» GIVEN REQUEST
Check each line of the records below for the word "以下简称" and copy those where it appears.

» DATA LINES
-- Start --

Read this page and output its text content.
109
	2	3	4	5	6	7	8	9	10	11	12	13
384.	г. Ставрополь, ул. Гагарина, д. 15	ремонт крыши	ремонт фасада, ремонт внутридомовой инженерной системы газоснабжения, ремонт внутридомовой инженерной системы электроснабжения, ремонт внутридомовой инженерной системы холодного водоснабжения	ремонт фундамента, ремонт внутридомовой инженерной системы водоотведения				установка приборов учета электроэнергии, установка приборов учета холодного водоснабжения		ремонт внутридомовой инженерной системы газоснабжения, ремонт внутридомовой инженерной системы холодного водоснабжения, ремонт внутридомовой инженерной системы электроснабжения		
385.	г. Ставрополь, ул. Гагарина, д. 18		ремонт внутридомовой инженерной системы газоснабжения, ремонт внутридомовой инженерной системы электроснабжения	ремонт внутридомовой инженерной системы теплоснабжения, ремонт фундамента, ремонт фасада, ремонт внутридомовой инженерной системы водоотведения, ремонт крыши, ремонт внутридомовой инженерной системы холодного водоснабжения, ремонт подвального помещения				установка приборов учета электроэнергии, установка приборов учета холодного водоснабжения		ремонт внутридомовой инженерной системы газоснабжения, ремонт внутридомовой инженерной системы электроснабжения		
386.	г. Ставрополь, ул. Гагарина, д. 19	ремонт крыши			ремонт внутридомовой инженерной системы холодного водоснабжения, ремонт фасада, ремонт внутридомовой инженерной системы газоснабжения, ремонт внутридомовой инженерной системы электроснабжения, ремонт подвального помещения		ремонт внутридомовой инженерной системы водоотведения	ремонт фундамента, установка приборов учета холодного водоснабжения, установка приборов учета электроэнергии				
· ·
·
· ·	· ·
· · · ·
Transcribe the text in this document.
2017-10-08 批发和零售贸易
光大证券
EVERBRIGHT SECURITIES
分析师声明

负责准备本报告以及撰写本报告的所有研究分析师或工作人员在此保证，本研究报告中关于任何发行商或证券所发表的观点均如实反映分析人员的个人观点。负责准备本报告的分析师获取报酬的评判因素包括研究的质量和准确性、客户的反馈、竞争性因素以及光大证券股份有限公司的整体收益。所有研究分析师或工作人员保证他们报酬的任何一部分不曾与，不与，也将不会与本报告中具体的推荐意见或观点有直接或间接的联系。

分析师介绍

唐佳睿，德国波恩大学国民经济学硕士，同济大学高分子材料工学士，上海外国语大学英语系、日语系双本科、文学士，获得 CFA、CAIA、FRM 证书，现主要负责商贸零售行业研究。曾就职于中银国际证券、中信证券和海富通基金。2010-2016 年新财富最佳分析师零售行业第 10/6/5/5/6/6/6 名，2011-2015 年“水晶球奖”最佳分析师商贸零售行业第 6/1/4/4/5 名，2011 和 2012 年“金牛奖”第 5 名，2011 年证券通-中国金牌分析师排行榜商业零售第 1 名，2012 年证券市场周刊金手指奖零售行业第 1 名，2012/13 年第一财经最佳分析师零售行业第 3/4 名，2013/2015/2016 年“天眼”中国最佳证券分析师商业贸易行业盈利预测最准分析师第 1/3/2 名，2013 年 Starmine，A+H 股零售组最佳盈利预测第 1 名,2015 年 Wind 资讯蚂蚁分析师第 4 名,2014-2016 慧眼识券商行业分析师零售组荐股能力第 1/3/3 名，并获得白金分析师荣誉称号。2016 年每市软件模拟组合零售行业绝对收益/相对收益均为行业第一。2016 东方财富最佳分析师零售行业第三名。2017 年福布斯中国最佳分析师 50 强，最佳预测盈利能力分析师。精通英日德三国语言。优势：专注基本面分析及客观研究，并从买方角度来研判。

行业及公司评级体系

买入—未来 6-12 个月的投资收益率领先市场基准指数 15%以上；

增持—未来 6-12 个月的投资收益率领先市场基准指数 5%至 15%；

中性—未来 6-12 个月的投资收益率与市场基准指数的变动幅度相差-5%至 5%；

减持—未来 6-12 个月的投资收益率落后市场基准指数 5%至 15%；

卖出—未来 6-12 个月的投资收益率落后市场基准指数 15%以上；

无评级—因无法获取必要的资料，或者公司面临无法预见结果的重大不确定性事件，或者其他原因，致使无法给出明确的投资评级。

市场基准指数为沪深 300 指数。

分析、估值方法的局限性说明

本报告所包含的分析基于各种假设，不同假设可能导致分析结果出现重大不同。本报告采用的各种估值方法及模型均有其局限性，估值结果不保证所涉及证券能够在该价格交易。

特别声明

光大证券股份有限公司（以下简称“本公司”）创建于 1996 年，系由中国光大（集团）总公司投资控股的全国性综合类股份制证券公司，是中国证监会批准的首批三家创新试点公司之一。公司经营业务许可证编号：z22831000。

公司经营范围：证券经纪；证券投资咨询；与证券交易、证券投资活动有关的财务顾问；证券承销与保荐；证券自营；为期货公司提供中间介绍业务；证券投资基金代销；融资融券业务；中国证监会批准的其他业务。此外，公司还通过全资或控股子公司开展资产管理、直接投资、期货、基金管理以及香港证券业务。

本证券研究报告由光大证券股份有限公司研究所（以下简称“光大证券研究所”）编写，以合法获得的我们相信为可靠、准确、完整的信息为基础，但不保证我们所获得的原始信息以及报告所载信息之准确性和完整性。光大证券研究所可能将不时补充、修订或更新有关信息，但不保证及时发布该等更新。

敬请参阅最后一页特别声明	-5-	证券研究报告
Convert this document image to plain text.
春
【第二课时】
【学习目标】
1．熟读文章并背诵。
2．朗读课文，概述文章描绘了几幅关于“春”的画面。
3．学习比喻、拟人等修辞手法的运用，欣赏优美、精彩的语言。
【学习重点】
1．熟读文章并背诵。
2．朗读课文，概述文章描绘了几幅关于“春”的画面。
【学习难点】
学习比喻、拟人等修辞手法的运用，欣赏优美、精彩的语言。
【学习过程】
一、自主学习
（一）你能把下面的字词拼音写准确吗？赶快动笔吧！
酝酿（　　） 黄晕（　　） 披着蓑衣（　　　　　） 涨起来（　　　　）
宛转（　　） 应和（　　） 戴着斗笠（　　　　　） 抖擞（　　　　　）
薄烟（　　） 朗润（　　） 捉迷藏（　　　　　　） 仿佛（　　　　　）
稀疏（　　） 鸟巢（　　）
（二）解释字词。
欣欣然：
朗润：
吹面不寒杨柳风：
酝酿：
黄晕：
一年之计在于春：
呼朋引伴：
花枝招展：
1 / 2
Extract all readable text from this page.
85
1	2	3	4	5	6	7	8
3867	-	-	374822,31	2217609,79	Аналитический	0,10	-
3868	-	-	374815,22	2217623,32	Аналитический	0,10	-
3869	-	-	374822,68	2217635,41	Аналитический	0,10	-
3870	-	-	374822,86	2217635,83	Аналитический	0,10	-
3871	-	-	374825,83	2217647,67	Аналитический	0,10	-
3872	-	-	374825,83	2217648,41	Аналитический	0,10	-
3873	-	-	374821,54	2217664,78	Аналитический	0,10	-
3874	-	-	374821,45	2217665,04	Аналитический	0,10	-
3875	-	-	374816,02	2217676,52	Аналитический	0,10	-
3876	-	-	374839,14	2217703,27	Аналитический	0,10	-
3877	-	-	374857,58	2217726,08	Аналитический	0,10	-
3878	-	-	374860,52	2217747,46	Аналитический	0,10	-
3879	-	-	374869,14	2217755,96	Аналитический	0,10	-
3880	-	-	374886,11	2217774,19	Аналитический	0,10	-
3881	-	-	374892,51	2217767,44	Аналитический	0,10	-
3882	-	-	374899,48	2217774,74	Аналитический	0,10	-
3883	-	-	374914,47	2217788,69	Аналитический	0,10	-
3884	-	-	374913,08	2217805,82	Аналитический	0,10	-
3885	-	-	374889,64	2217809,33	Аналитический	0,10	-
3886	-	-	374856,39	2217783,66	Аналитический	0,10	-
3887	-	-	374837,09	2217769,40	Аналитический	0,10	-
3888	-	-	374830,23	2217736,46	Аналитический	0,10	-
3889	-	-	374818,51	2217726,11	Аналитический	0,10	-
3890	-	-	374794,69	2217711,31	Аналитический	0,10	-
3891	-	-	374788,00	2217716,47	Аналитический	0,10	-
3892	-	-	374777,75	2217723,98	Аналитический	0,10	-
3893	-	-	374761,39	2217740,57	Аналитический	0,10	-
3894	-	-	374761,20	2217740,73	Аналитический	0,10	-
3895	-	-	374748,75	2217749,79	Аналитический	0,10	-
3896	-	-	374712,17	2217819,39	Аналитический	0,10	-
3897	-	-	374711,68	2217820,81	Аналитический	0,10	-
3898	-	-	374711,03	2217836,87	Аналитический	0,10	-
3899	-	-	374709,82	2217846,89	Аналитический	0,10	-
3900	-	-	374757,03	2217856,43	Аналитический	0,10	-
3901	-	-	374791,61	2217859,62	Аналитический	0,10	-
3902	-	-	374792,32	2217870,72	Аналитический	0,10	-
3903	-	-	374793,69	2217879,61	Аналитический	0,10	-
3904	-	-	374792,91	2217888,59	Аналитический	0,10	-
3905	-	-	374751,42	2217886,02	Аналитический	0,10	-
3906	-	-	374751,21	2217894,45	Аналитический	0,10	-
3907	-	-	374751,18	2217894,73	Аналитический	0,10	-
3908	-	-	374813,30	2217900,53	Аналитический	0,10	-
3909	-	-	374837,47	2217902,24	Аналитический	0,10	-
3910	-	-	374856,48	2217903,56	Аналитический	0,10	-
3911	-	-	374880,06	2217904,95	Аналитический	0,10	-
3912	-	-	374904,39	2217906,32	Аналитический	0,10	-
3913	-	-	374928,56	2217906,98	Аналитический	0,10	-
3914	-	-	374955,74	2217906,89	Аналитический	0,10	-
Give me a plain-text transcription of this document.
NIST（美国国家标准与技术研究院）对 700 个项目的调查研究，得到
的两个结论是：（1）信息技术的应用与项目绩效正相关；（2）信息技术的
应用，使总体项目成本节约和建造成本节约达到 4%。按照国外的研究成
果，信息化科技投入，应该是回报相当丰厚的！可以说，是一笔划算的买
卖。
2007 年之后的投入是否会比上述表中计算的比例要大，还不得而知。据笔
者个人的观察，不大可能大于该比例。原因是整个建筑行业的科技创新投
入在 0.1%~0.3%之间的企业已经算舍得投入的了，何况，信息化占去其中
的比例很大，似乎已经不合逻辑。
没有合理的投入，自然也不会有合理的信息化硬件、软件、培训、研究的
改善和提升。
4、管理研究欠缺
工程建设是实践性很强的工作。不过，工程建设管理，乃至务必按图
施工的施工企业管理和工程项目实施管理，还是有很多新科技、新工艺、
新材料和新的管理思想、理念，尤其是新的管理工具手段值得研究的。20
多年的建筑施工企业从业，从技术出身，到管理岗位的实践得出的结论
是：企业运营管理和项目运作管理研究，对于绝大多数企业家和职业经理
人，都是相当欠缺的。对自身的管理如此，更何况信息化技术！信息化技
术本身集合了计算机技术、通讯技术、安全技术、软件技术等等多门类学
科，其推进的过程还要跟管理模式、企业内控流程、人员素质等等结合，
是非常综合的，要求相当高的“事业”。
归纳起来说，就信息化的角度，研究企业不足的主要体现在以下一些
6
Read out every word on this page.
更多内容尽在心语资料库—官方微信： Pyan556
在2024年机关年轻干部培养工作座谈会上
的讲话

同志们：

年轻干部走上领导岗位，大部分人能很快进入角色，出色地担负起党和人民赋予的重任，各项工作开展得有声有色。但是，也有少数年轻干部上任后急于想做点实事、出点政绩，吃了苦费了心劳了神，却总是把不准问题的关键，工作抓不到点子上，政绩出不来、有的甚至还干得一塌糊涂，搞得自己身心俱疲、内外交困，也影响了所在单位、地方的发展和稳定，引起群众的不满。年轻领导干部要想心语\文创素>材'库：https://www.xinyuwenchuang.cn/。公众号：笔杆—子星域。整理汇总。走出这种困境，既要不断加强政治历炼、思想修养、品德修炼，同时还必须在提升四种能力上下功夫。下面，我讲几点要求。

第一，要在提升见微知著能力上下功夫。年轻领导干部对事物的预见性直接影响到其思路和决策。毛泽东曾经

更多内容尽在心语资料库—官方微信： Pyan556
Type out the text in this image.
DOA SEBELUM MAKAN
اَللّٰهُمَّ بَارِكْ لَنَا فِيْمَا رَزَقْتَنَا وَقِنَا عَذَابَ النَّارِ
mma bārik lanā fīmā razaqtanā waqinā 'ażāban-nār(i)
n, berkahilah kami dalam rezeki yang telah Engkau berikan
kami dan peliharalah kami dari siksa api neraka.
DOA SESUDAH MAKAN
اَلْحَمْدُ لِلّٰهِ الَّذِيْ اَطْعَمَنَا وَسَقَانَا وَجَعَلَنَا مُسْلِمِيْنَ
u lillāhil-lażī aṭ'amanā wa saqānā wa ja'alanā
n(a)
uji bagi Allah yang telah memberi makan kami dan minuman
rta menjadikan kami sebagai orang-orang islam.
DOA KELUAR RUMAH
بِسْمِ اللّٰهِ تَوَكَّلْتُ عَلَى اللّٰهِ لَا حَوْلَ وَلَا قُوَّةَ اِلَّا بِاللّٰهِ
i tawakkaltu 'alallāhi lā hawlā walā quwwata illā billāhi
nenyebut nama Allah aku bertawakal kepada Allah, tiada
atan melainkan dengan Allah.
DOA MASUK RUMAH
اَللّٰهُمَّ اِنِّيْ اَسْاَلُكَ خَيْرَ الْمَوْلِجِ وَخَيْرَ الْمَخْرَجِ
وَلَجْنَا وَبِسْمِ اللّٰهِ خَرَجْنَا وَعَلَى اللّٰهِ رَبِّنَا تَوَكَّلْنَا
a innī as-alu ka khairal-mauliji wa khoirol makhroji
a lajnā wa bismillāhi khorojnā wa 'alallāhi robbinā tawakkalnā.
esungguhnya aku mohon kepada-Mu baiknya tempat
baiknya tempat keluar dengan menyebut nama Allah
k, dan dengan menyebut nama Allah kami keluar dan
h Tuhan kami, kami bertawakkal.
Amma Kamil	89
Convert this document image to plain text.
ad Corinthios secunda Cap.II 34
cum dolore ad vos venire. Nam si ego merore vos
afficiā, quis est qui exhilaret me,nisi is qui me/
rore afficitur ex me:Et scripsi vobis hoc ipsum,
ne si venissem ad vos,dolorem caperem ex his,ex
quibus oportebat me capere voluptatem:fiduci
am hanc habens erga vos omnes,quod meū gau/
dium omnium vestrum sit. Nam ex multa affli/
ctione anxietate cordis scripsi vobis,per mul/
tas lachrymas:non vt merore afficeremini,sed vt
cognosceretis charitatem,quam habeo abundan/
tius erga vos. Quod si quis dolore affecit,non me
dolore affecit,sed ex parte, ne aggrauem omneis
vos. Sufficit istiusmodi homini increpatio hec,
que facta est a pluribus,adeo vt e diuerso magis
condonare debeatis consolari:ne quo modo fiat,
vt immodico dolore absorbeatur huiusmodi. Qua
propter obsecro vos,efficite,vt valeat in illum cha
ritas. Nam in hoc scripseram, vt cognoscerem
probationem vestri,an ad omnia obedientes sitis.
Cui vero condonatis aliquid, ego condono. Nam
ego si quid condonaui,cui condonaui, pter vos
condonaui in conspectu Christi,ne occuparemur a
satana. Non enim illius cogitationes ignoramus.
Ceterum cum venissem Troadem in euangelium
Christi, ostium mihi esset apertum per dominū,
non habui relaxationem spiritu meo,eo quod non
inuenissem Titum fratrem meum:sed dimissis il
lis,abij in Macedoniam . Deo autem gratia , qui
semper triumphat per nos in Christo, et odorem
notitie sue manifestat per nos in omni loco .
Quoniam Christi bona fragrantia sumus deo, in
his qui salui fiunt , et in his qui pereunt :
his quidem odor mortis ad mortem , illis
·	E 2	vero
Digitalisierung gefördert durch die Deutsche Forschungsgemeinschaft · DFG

-- End --

» RESULT OF THIS EXERCISE
光大证券股份有限公司（以下简称“本公司”）创建于 1996 年，系由中国光大（集团）总公司投资控股的全国性综合类股份制证券公司，是中国证监会批准的首批三家创新试点公司之一。公司经营业务许可证编号：z22831000。
本证券研究报告由光大证券股份有限公司研究所（以下简称“光大证券研究所”）编写，以合法获得的我们相信为可靠、准确、完整的信息为基础，但不保证我们所获得的原始信息以及报告所载信息之准确性和完整性。光大证券研究所可能将不时补充、修订或更新有关信息，但不保证及时发布该等更新。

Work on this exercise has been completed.